◆ TASK DESCRIPTION ◆
Say how many lines include the word "houses". Reply with nothing but the number.

[Figure content listings]
• • • • • • •

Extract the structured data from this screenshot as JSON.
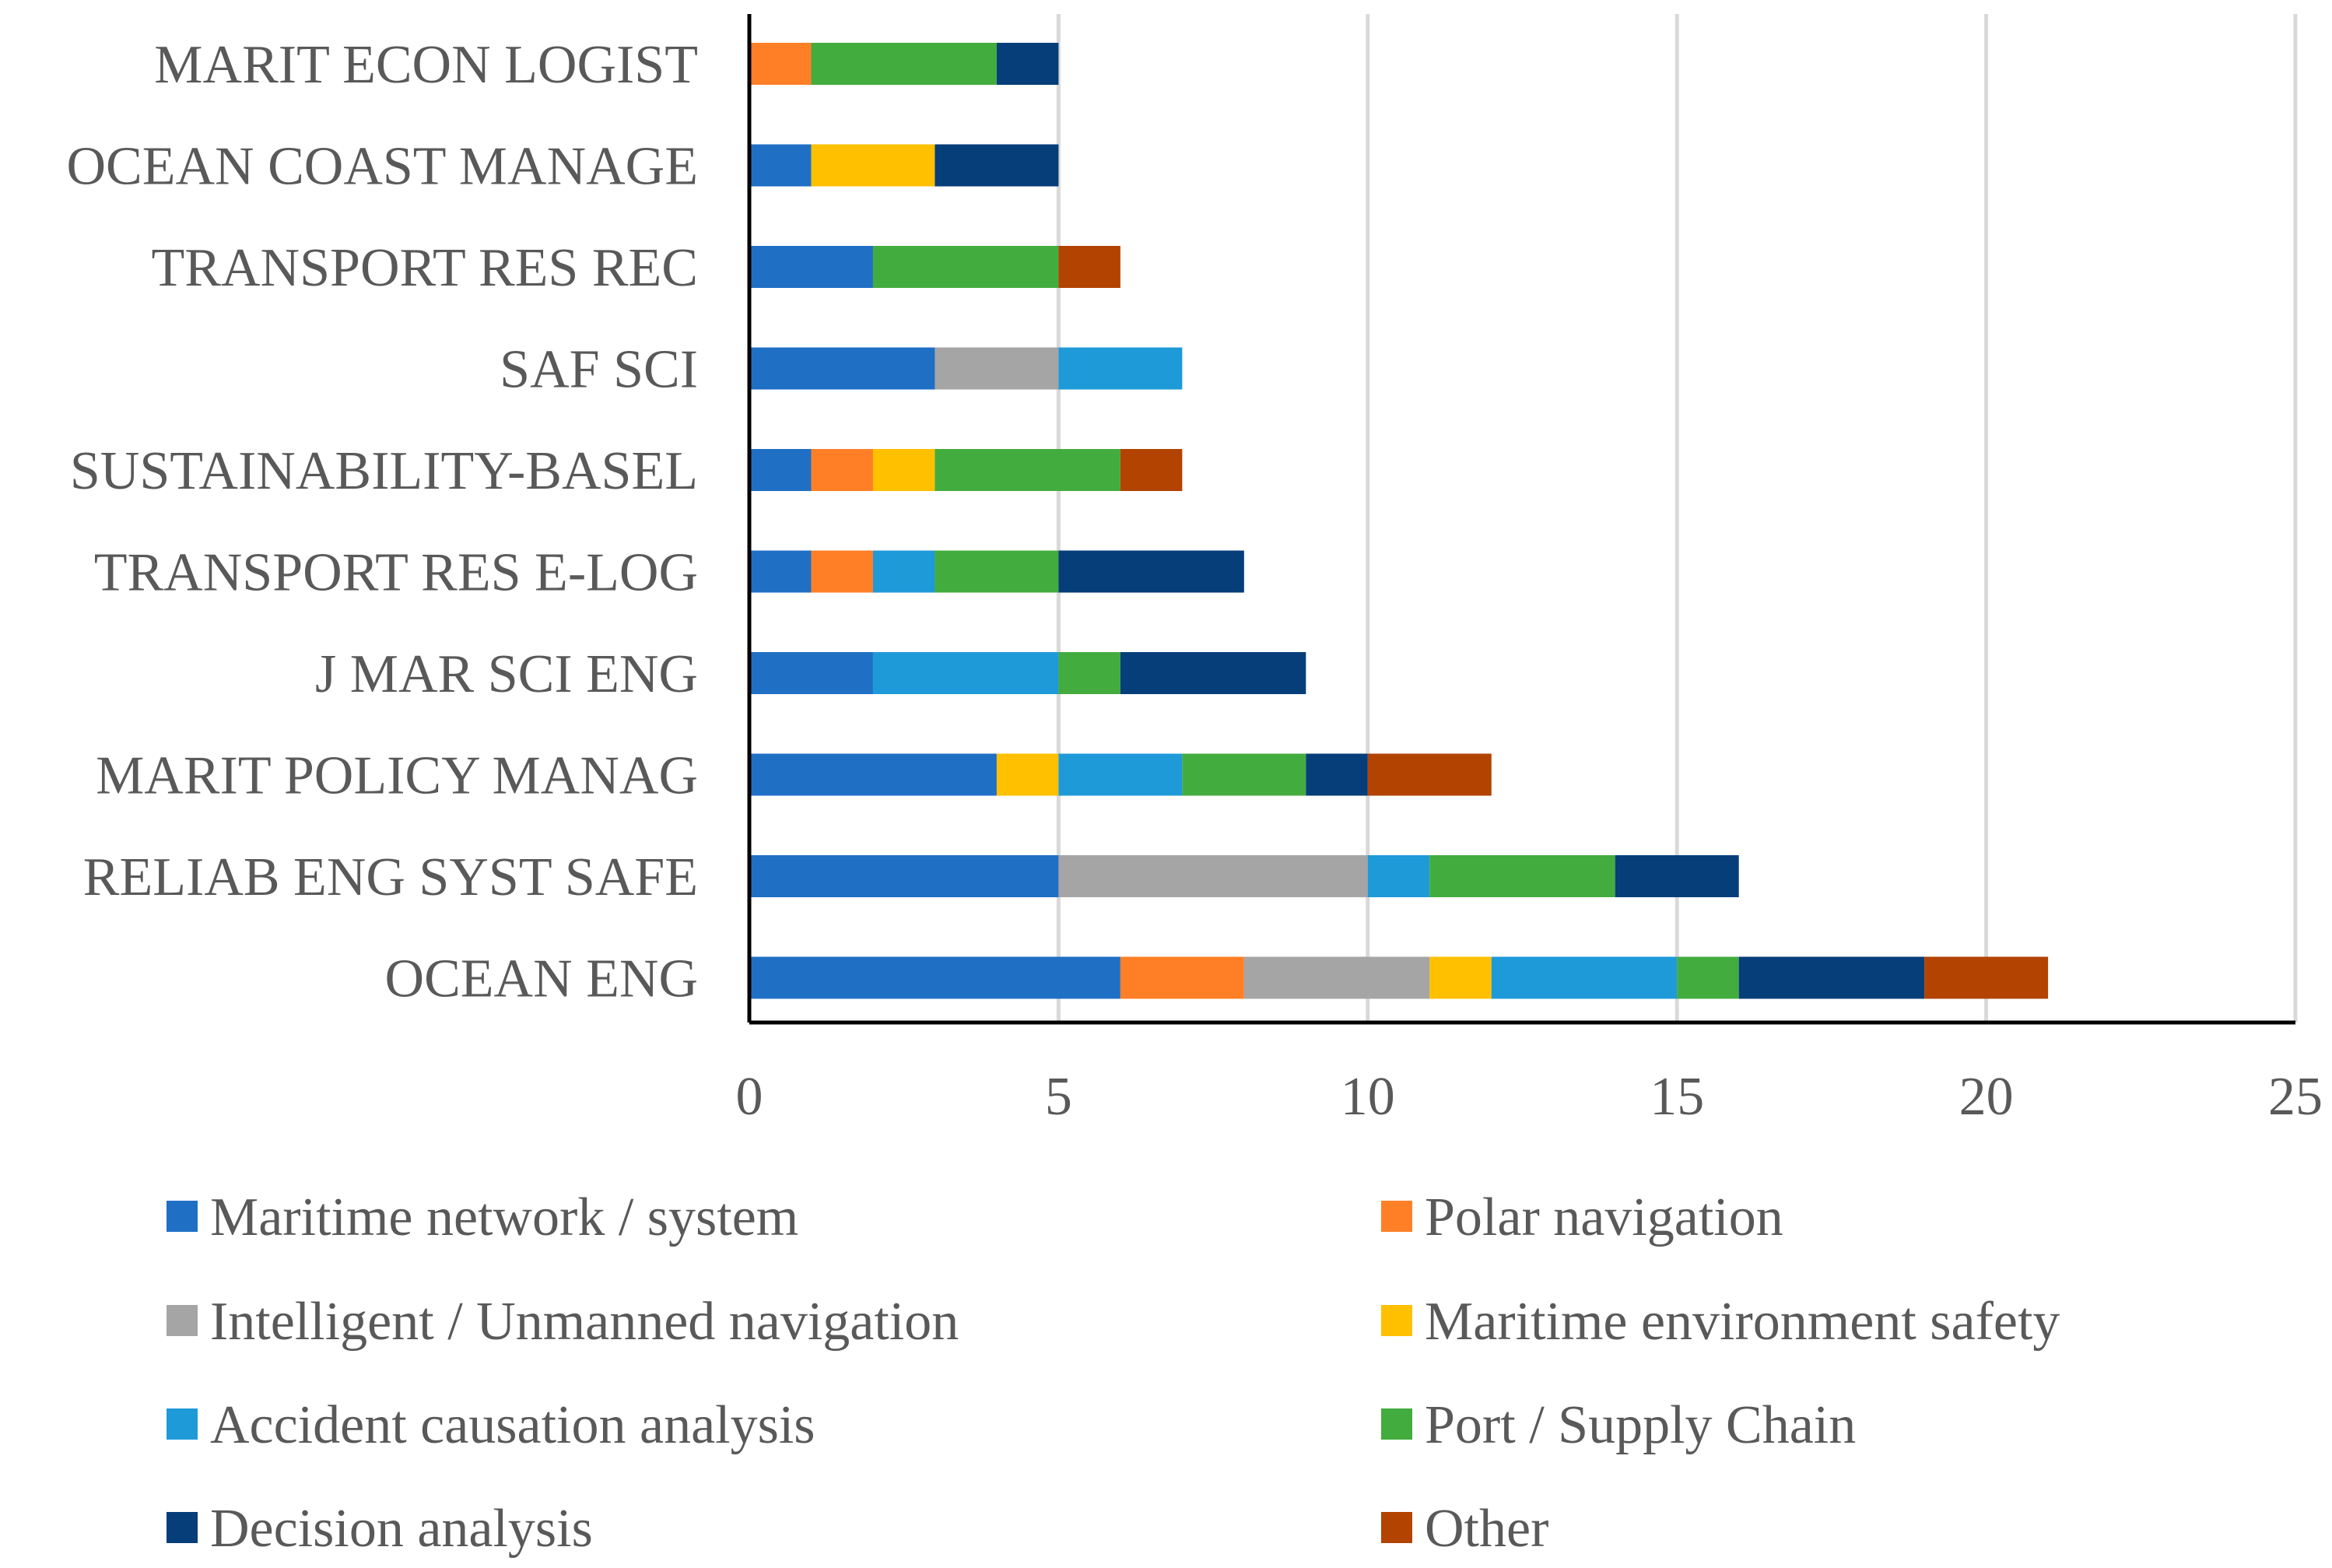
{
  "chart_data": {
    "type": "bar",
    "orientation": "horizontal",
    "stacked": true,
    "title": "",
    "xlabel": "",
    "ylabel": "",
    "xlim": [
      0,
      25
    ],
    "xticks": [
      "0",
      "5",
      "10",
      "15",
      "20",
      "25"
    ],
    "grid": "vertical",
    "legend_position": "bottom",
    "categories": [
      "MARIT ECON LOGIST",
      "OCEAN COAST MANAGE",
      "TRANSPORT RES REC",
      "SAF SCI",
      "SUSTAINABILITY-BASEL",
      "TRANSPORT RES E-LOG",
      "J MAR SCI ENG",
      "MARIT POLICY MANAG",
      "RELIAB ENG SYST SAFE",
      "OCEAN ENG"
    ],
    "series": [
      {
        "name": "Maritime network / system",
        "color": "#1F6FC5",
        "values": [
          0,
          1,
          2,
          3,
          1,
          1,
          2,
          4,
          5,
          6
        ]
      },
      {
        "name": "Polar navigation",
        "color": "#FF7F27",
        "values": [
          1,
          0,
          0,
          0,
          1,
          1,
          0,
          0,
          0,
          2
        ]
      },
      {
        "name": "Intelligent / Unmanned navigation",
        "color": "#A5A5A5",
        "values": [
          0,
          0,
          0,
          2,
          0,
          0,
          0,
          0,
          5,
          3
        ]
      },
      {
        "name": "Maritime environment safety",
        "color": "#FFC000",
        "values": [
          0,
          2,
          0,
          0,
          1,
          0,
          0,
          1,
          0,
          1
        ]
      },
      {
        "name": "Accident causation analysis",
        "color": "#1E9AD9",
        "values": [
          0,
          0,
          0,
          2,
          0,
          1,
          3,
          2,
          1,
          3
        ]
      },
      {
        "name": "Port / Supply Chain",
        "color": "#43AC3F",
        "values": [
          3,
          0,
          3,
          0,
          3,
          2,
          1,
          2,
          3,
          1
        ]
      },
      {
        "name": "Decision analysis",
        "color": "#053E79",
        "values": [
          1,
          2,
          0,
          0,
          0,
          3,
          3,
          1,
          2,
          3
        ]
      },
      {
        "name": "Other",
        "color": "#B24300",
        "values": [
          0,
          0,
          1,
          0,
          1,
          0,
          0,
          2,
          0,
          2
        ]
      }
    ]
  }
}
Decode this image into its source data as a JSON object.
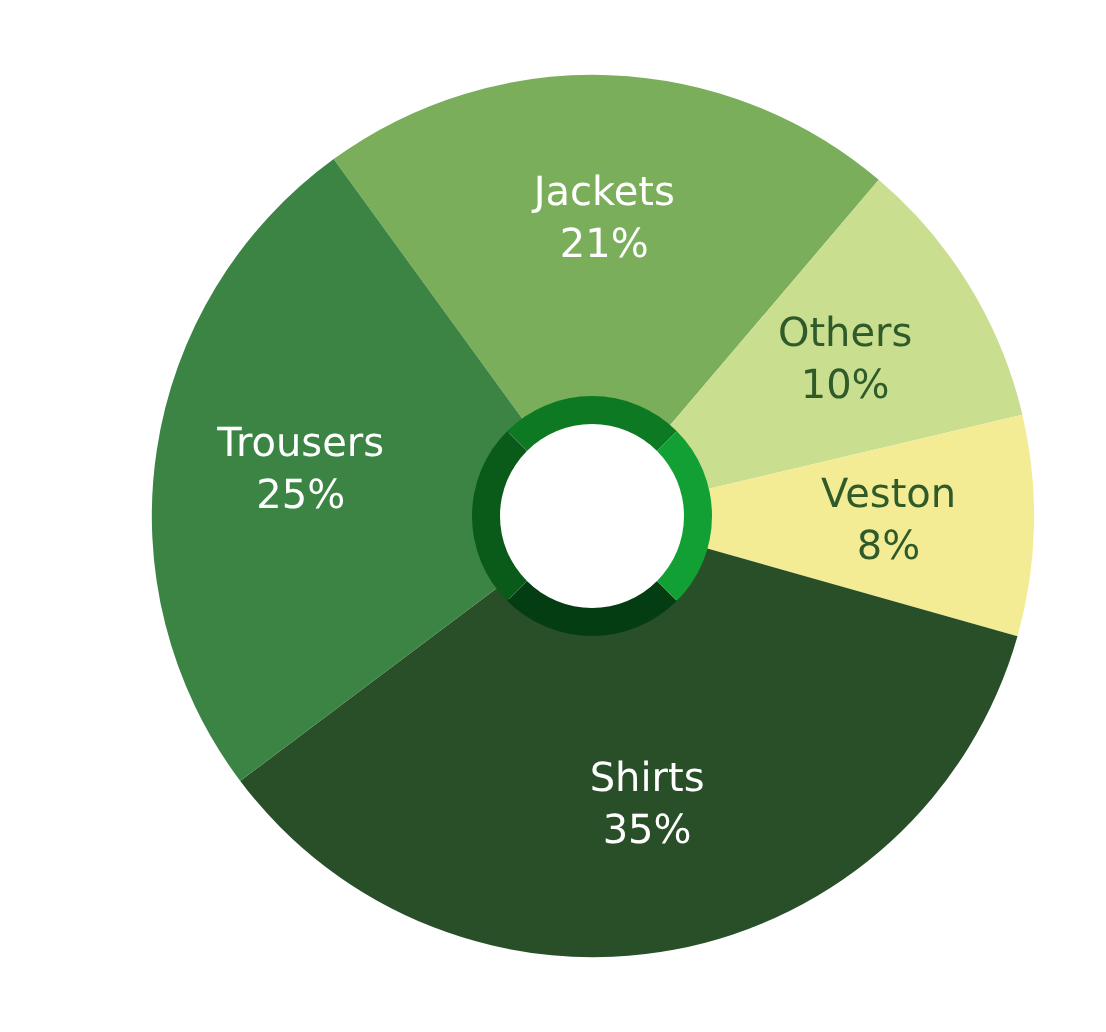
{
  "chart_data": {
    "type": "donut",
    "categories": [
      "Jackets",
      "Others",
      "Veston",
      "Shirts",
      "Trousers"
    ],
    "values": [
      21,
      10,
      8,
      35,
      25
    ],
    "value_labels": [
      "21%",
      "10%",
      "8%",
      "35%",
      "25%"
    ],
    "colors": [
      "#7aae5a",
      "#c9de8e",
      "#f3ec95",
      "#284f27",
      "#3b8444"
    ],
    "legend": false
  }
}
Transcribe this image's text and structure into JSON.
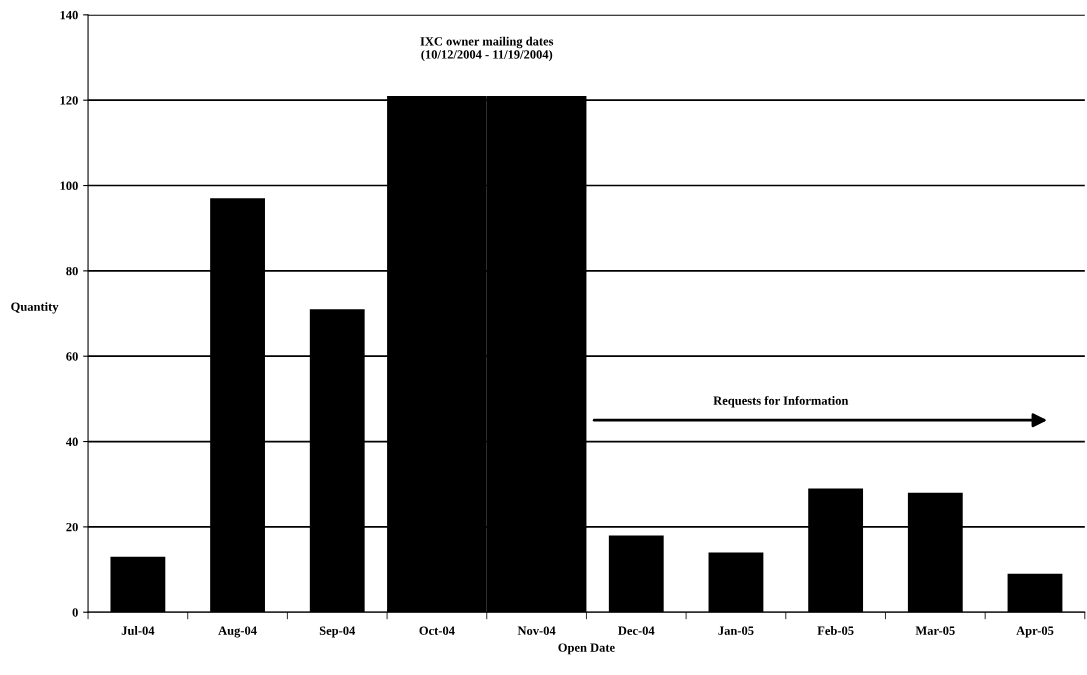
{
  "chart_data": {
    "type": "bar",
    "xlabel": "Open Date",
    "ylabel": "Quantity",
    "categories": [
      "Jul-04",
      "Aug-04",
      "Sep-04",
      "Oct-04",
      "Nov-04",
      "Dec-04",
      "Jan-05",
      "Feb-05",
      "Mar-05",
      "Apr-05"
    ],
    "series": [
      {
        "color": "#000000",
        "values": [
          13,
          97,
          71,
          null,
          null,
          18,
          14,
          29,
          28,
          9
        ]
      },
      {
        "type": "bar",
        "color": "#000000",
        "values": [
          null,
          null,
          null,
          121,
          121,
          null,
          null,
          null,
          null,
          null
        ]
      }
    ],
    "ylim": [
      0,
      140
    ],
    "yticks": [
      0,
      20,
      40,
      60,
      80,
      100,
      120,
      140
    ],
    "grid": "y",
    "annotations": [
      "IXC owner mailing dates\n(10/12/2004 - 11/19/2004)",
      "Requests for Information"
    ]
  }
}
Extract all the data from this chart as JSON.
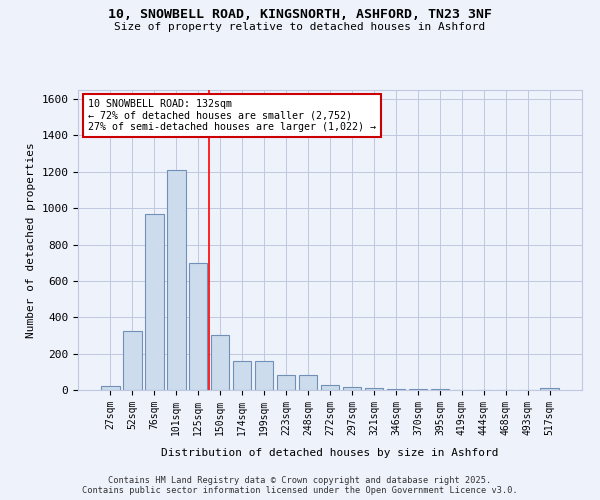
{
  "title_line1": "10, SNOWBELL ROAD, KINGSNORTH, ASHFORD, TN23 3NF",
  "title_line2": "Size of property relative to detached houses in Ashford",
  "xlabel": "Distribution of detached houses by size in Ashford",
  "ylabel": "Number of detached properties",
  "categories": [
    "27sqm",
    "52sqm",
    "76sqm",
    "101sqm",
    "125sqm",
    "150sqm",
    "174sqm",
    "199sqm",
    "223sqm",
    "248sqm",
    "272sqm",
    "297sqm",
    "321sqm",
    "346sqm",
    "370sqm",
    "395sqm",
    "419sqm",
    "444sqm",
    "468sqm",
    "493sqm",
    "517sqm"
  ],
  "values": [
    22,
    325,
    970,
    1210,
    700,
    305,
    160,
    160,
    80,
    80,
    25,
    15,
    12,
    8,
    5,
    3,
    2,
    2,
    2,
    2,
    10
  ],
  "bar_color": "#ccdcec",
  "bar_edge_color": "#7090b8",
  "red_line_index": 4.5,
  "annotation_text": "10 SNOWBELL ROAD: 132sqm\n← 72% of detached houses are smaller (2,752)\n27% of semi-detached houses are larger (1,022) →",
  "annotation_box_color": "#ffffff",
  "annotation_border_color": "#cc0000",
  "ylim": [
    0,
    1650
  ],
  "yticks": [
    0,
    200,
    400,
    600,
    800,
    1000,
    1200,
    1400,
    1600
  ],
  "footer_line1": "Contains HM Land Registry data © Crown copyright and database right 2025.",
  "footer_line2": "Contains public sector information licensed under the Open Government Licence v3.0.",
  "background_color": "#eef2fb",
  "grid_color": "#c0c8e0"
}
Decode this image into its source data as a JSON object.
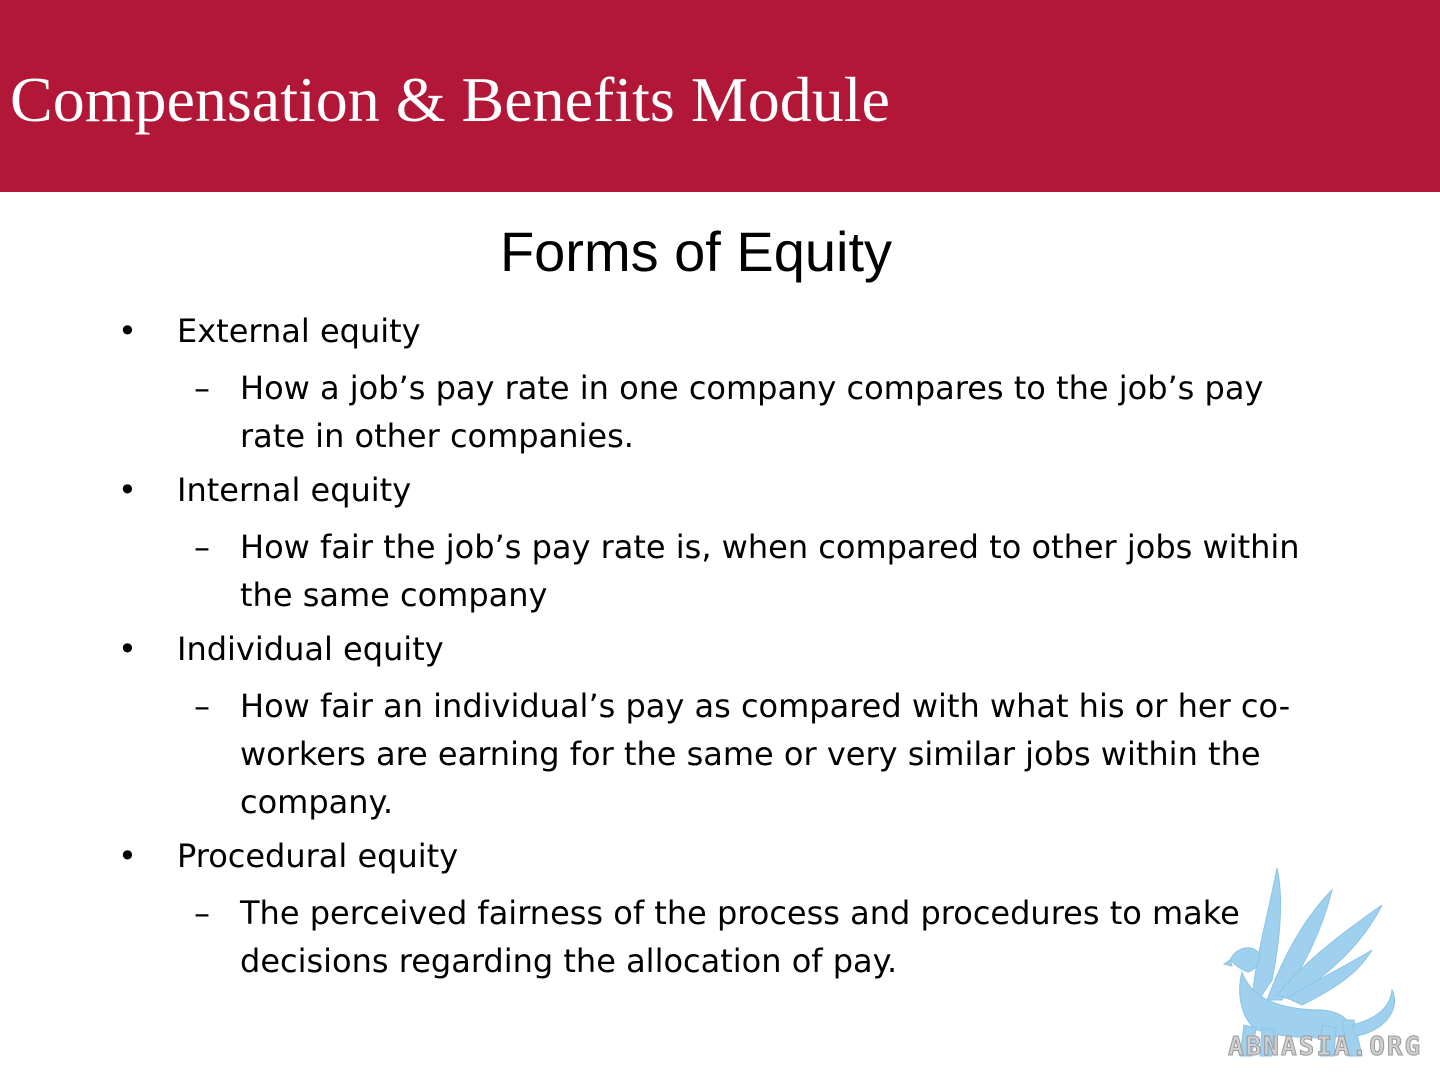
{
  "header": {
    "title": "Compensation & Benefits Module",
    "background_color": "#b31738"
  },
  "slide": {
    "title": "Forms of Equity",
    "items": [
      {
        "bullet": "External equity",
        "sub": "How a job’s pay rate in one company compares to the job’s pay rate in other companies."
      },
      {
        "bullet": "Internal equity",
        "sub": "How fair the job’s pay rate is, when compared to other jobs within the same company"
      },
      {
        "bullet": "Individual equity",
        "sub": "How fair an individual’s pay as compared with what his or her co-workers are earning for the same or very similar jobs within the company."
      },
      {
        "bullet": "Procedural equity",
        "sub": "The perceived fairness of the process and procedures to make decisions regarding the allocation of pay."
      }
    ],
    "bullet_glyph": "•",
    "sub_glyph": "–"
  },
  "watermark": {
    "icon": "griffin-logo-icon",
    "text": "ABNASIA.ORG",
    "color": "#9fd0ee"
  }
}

• • • • • • •

◆ OUTPUT ◆
3